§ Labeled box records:
--
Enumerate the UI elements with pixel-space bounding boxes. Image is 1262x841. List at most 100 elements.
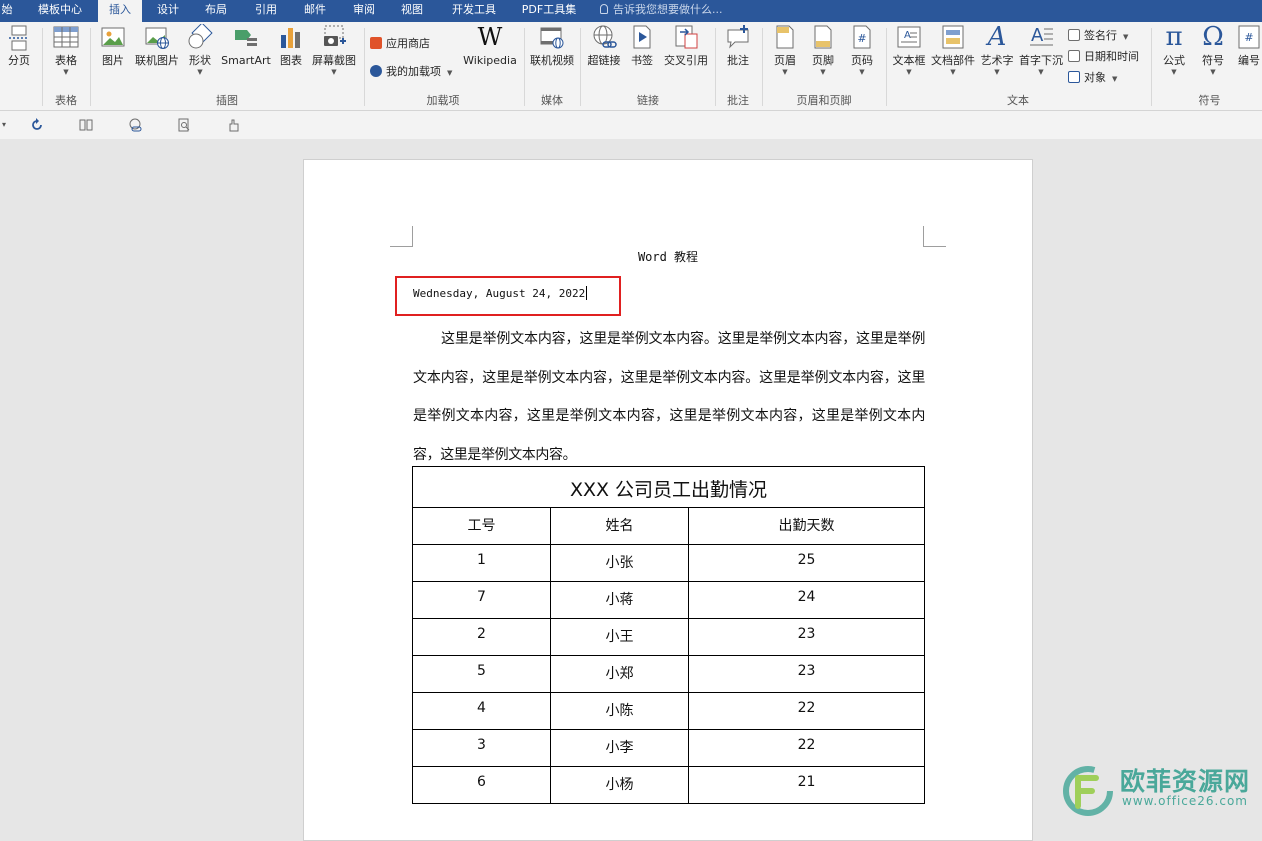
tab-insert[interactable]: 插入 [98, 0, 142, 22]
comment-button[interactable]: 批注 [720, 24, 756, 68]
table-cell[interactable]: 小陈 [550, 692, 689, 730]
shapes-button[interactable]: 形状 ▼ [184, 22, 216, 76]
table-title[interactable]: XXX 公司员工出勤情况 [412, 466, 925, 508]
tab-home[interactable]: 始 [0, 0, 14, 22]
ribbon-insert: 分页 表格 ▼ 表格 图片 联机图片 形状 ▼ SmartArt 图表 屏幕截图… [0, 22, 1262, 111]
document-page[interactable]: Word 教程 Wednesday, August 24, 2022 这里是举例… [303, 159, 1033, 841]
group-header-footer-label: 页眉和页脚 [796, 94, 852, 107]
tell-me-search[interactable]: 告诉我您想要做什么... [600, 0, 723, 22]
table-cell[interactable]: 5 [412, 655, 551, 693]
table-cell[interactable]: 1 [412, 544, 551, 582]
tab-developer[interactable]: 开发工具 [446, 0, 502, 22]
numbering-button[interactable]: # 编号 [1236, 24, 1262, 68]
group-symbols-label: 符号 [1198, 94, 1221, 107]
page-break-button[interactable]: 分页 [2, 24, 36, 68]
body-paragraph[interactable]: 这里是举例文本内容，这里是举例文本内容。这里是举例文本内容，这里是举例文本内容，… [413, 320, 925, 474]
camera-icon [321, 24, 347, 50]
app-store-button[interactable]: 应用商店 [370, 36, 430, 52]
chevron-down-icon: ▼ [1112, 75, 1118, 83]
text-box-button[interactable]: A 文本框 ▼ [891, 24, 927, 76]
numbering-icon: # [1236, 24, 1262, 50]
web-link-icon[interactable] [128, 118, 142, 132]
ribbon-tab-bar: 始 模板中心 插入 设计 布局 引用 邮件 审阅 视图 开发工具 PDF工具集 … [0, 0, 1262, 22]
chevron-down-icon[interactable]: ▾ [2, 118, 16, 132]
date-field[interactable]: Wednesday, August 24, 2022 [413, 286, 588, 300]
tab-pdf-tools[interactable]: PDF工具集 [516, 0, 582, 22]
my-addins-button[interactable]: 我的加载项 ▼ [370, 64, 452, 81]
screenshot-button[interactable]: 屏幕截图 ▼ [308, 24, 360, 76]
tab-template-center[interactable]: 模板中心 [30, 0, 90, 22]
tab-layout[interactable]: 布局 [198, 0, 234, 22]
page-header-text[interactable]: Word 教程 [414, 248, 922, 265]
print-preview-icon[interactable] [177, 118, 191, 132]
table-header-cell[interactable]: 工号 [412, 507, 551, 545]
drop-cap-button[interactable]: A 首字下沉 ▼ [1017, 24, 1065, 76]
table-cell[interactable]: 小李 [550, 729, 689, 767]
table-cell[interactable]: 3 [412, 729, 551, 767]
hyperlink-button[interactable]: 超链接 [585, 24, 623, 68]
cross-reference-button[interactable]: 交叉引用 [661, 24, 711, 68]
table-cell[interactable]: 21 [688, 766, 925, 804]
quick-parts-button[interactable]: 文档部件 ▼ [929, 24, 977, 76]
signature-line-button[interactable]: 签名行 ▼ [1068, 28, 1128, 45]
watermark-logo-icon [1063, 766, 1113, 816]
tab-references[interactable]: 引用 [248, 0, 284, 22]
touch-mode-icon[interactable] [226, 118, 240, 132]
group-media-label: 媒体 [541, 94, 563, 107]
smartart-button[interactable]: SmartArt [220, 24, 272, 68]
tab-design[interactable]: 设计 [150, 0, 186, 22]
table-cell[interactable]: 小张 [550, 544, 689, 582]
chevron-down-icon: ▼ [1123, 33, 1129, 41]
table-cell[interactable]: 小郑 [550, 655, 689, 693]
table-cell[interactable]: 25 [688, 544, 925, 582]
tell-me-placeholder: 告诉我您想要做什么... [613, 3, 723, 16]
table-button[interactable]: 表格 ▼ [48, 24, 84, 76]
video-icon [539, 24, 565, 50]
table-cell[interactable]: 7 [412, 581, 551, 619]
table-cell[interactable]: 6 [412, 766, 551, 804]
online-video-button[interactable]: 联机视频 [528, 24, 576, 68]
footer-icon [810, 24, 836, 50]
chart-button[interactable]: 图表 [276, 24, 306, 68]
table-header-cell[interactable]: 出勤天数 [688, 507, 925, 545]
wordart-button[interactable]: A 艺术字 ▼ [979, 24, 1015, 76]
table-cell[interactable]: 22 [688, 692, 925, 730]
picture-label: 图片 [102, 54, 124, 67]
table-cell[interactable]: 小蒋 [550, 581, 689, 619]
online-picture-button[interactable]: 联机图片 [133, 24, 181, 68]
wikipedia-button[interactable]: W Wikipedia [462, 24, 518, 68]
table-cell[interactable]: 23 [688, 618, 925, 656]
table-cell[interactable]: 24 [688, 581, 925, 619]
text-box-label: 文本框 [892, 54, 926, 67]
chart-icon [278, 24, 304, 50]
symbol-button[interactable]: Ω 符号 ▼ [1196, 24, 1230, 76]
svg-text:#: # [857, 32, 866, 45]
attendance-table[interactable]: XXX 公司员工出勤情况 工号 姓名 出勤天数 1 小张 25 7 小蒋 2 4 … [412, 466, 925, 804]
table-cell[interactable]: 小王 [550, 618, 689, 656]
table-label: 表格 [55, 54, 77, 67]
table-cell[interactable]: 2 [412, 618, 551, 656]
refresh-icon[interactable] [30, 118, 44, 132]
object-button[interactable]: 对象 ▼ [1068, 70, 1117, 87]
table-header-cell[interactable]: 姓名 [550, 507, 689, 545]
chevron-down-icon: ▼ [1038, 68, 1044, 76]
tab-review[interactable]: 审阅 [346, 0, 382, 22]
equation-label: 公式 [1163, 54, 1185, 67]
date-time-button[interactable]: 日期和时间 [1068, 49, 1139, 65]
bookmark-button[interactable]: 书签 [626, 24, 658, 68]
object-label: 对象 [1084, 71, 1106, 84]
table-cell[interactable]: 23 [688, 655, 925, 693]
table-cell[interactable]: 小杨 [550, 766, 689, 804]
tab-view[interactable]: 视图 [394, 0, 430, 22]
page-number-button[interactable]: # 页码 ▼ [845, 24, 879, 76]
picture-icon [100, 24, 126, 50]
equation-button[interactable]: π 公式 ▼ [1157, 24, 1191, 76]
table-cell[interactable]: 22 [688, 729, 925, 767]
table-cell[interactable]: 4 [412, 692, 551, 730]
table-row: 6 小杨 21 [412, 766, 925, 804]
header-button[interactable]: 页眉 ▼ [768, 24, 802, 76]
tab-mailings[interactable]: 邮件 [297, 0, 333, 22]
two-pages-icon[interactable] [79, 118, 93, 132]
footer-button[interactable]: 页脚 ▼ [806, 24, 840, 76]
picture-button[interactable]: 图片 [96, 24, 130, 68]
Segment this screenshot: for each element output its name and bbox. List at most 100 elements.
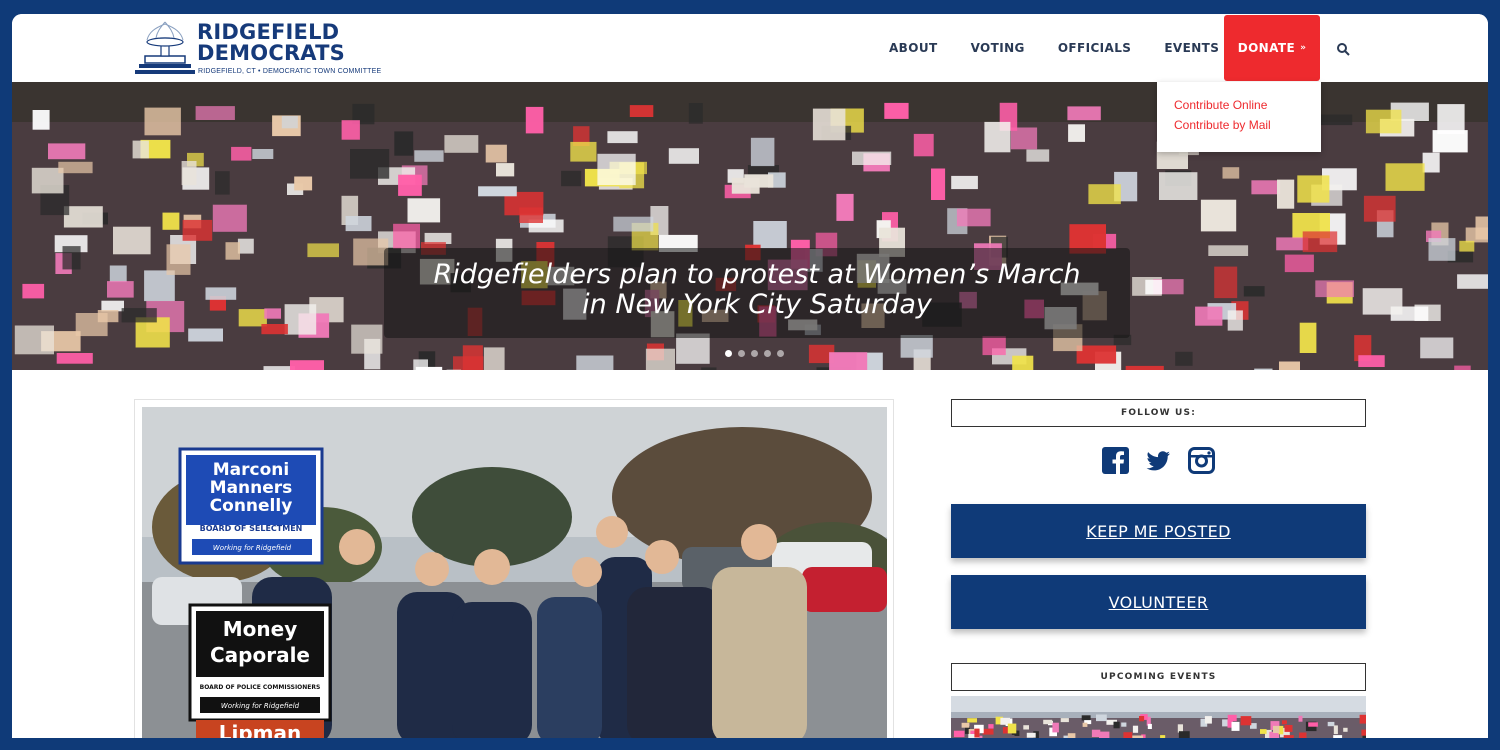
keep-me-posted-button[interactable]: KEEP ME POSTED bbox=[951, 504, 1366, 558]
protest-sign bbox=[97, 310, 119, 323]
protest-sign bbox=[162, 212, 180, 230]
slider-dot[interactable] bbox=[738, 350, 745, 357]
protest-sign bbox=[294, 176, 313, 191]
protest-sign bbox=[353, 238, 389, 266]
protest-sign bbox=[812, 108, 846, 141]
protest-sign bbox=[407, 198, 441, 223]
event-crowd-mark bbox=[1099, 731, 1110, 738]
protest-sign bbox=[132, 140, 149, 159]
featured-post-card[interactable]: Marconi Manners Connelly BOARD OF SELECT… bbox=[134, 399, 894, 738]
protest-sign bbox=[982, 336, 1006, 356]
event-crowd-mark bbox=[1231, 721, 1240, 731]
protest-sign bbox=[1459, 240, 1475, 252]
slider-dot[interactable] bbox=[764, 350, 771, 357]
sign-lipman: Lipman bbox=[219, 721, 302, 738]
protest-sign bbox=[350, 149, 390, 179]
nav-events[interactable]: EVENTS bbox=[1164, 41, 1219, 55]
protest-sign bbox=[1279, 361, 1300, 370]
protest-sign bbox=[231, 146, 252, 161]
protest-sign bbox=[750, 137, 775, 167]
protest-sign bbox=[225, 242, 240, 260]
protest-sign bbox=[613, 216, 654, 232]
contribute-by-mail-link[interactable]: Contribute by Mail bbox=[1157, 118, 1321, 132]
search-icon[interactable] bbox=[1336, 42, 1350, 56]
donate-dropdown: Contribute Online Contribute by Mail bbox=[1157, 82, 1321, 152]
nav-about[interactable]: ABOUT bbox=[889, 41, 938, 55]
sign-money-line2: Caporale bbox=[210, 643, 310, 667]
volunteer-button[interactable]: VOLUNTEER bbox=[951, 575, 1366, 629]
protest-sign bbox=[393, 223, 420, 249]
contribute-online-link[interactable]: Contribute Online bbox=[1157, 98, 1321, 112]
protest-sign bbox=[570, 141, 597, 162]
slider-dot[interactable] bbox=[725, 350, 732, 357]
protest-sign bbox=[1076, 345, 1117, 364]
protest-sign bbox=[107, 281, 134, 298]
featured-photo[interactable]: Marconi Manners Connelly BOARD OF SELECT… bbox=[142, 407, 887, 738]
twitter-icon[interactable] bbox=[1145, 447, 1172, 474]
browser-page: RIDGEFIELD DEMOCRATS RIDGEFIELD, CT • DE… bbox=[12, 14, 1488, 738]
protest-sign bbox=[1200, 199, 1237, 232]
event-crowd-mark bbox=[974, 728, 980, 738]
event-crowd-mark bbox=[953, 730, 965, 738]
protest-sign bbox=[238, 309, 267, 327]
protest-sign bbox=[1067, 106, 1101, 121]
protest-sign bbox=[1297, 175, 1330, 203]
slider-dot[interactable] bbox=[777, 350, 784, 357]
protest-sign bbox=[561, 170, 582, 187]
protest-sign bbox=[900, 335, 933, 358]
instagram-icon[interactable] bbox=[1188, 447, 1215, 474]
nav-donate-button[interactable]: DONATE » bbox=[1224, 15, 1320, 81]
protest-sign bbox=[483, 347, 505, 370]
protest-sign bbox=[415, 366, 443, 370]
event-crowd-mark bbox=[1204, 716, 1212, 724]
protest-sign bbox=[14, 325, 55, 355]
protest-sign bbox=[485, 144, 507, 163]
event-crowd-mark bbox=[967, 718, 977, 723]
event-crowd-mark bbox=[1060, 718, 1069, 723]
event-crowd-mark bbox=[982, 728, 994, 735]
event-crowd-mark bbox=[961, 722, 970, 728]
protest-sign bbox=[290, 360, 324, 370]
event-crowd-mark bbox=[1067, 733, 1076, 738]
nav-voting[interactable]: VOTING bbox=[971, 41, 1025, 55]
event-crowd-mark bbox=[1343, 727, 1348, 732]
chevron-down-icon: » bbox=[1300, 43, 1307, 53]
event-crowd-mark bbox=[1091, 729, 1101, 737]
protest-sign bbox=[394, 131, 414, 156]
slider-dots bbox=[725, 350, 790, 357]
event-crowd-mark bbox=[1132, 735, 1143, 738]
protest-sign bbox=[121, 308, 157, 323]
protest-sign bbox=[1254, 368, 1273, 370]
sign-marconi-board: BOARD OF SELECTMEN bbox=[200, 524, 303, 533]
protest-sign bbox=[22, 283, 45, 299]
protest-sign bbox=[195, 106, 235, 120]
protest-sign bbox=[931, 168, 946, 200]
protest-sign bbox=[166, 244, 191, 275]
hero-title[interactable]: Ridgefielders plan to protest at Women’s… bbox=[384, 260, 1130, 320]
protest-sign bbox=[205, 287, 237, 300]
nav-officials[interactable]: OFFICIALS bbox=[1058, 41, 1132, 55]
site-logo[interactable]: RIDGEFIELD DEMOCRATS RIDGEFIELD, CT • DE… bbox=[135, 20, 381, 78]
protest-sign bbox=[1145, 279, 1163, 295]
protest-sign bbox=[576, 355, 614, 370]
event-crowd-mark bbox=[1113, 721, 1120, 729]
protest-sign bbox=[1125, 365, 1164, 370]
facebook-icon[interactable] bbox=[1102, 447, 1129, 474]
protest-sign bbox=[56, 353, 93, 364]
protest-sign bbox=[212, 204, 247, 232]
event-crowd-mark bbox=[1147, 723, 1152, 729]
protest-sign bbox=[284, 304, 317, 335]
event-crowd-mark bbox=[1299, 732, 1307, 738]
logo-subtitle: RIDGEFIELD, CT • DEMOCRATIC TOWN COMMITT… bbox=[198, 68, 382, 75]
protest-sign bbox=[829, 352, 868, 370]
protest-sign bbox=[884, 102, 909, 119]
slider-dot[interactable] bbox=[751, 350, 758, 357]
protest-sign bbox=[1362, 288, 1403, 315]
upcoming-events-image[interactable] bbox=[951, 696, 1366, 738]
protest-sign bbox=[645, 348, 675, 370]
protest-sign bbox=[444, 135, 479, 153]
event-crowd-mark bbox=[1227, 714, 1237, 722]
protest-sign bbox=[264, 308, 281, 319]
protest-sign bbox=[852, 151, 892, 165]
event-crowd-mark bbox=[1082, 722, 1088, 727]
--
§ Task brief:
Rewrite the lines of the material from the one containing "keep-me-posted-button[interactable]: KEEP ME" down to the one containing "protest-sign bbox=[353, 238, 389, 266]", switching every "protest-sign" to "rally-sign" and changing nothing else.

§ Reply:
keep-me-posted-button[interactable]: KEEP ME POSTED bbox=[951, 504, 1366, 558]
rally-sign bbox=[97, 310, 119, 323]
rally-sign bbox=[162, 212, 180, 230]
slider-dot[interactable] bbox=[738, 350, 745, 357]
rally-sign bbox=[294, 176, 313, 191]
rally-sign bbox=[353, 238, 389, 266]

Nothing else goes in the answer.